INSTRUCTIONS
• a. In the tutorial on downloading Genius lyrics with Python, how many songs were in the author's initial dataset?
• b. Translate this sentence from the tutorial on downloading Genius lyrics into Spanish: "Genius’s API is awesome, but you’ll have to register to use it first."
• c. Reproduce word for word everything in the tutorial on downloading Genius lyrics from "How to download" down to "forays into R.".

SOURCE
'''

Tutorials

How to download song lyrics from Genius using Python

Coding and I are not on the best of terms. After a traumatic three-year stretch in middle school in which I barely scraped by in my computer science classes, I have largely kept my work confined to Excel, with occasional forays into R.

But recently, I came upon a problem that an Excel formula couldn’t solve. I’m currently attempting to analyze hip-hop history through a data lens and, as part of that, I intend to do a lyrical analysis. To do this, I obviously need to collect all the lyrics from all the songs I’m interested in.

I considered the copy-and-paste route, but with over 400 songs in my initial dataset, but that wasn’t feasible. So, reluctantly, I turned to Python. With a lot of help from Steven Braun, a data analysis and visualization expert here at Northeastern, I used a script to take my spreadsheet, search the Genius API for matches, and publish the lyrics as .txt and .json files. *Below I’ve also added a separate script that adds the lyrics into a new column of the spreadsheet. Thanks to Northeastern Media Innovation alum Felippe Rodrigues for help there! 

Here is a step-by-step tutorial on how to do it. And trust me, if I managed it, then you can, too.

Register your API client with Genius

Genius’s API is awesome, but you’ll have to register to use it first. Luckily, they make this super easy. Go to this URL for their sign-up page and follow the prompts. I just used my Facebook login to make life easier.

'''

Labeled box records:

'''

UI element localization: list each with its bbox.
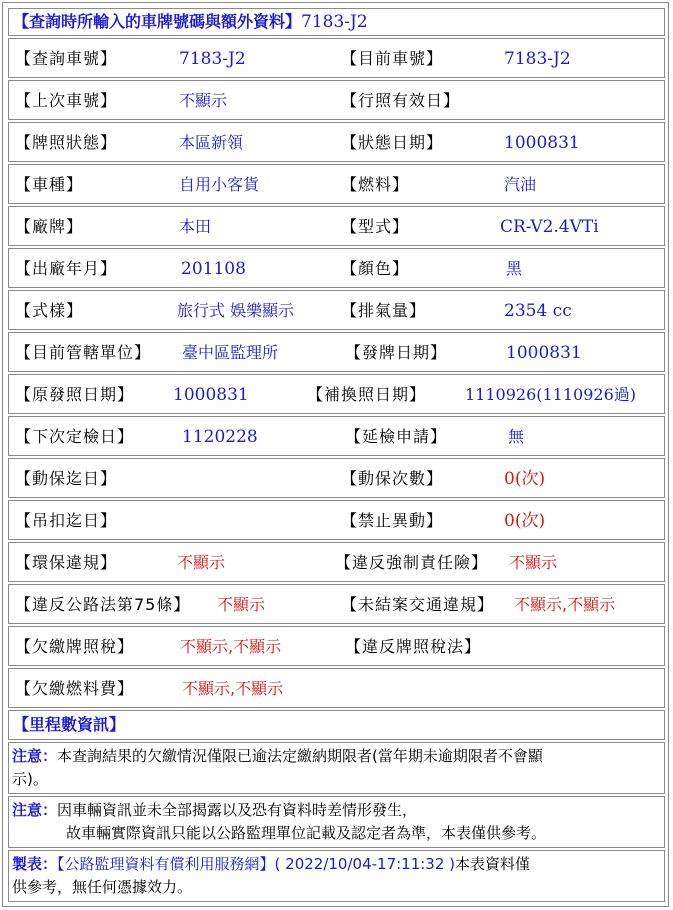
value-status-date: 1000831	[504, 133, 580, 153]
label-original-issue-date: 【原發照日期】	[15, 385, 135, 404]
title-row	[8, 8, 665, 36]
value-vehicle-type: 自用小客貨	[179, 175, 260, 194]
row-vehicle-type	[8, 164, 665, 204]
label-compulsory-insurance: 【違反強制責任險】	[335, 553, 489, 572]
label-suspension-end-date: 【吊扣迄日】	[15, 511, 118, 530]
value-highway-act-75: 不顯示	[217, 595, 266, 614]
label-manufacture-date: 【出廠年月】	[15, 259, 118, 278]
footer-head: 製表：	[12, 855, 58, 873]
row-manufacture-date	[8, 248, 665, 288]
label-license-valid-date: 【行照有效日】	[341, 91, 461, 110]
label-environmental-violation: 【環保違規】	[15, 553, 118, 572]
label-model: 【型式】	[341, 217, 410, 236]
label-brand: 【廠牌】	[15, 217, 84, 236]
value-environmental-violation: 不顯示	[177, 553, 226, 572]
value-unpaid-fuel-fee: 不顯示,不顯示	[182, 679, 284, 698]
value-model: CR-V2.4VTi	[500, 217, 599, 237]
value-unpaid-license-tax: 不顯示,不顯示	[180, 637, 282, 656]
value-plate-status: 本區新領	[179, 133, 244, 152]
value-brand: 本田	[179, 217, 212, 236]
label-reissue-date: 【補換照日期】	[307, 385, 427, 404]
row-collateral	[8, 458, 665, 498]
label-issue-date: 【發牌日期】	[345, 343, 448, 362]
row-previous-plate	[8, 80, 665, 120]
value-collateral-count: 0(次)	[504, 469, 546, 489]
note-box-arrears	[8, 742, 665, 794]
label-jurisdiction: 【目前管轄單位】	[15, 343, 152, 362]
label-plate-status: 【牌照狀態】	[15, 133, 118, 152]
value-jurisdiction: 臺中區監理所	[182, 343, 279, 362]
footer-box	[8, 850, 665, 902]
row-license-tax	[8, 626, 665, 666]
row-body-style	[8, 290, 665, 330]
value-previous-plate: 不顯示	[179, 91, 228, 110]
note-arrears-line1: 本查詢結果的欠繳情況僅限已逾法定繳納期限者(當年期未逾期限者不會顯	[57, 747, 543, 765]
value-current-plate: 7183-J2	[504, 49, 571, 69]
label-previous-plate: 【上次車號】	[15, 91, 118, 110]
row-suspension	[8, 500, 665, 540]
value-issue-date: 1000831	[506, 343, 582, 363]
label-next-inspection: 【下次定檢日】	[15, 427, 135, 446]
note-arrears	[12, 745, 657, 791]
footer-line2: 供參考，無任何憑據效力。	[12, 878, 193, 896]
note-box-disclaimer	[8, 796, 665, 848]
value-next-inspection: 1120228	[182, 427, 258, 447]
value-transfer-ban: 0(次)	[504, 511, 546, 531]
note-disclaimer	[12, 799, 657, 845]
note-disclaimer-line1: 因車輛資訊並未全部揭露以及恐有資料時差情形發生，	[57, 801, 418, 819]
row-mileage	[8, 710, 665, 740]
footer-tail: 本表資料僅	[455, 855, 531, 873]
label-unpaid-license-tax: 【欠繳牌照稅】	[15, 637, 135, 656]
label-unpaid-fuel-fee: 【欠繳燃料費】	[15, 679, 135, 698]
mileage-info-label: 【里程數資訊】	[13, 715, 126, 734]
report-title	[13, 12, 368, 32]
label-color: 【顏色】	[341, 259, 410, 278]
value-fuel: 汽油	[504, 175, 537, 194]
row-plate-status	[8, 122, 665, 162]
value-reissue-date: 1110926(1110926過)	[465, 385, 637, 404]
label-inspection-extension: 【延檢申請】	[345, 427, 448, 446]
row-original-issue	[8, 374, 665, 414]
value-displacement: 2354 cc	[504, 301, 572, 321]
row-jurisdiction	[8, 332, 665, 372]
title-label: 【查詢時所輸入的車牌號碼與額外資料】	[13, 12, 302, 31]
label-highway-act-75: 【違反公路法第75條】	[15, 595, 191, 614]
row-next-inspection	[8, 416, 665, 456]
footer-timestamp: ( 2022/10/04-17:11:32 )	[274, 855, 456, 873]
label-collateral-end-date: 【動保迄日】	[15, 469, 118, 488]
row-highway-act	[8, 584, 665, 624]
title-code: 7183-J2	[301, 12, 368, 32]
row-fuel-fee	[8, 668, 665, 708]
label-displacement: 【排氣量】	[341, 301, 427, 320]
row-brand	[8, 206, 665, 246]
note-arrears-line2: 示)。	[12, 770, 48, 788]
label-open-traffic-violations: 【未結案交通違規】	[341, 595, 495, 614]
value-open-traffic-violations: 不顯示,不顯示	[514, 595, 616, 614]
value-body-style: 旅行式 娛樂顯示	[177, 301, 295, 320]
value-inspection-extension: 無	[508, 427, 525, 446]
label-vehicle-type: 【車種】	[15, 175, 84, 194]
row-environmental	[8, 542, 665, 582]
row-plate-query	[8, 38, 665, 78]
label-fuel: 【燃料】	[341, 175, 410, 194]
note-arrears-head: 注意：	[12, 747, 58, 765]
value-original-issue-date: 1000831	[173, 385, 249, 405]
value-compulsory-insurance: 不顯示	[509, 553, 558, 572]
label-collateral-count: 【動保次數】	[341, 469, 444, 488]
label-license-tax-violation: 【違反牌照稅法】	[345, 637, 482, 656]
label-query-plate: 【查詢車號】	[15, 49, 118, 68]
value-manufacture-date: 201108	[181, 259, 246, 279]
label-status-date: 【狀態日期】	[341, 133, 444, 152]
value-query-plate: 7183-J2	[179, 49, 246, 69]
value-color: 黑	[506, 259, 523, 278]
label-body-style: 【式樣】	[15, 301, 84, 320]
label-current-plate: 【目前車號】	[341, 49, 444, 68]
label-transfer-ban: 【禁止異動】	[341, 511, 444, 530]
note-disclaimer-line2: 故車輛實際資訊只能以公路監理單位記載及認定者為準，本表僅供參考。	[66, 824, 547, 842]
footer-source: 【公路監理資料有償利用服務網】	[57, 855, 275, 873]
note-disclaimer-head: 注意：	[12, 801, 58, 819]
footer-text	[12, 853, 657, 899]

'''

TASK-BY-TASK ANSWERS
• a. Over 400 songs.

• b. La API de Genius es increíble, pero primero tendrás que registrarte para usarla.

• c.
How to download song lyrics from Genius using Python

Coding and I are not on the best of terms. After a traumatic three-year stretch in middle school in which I barely scraped by in my computer science classes, I have largely kept my work confined to Excel, with occasional forays into R.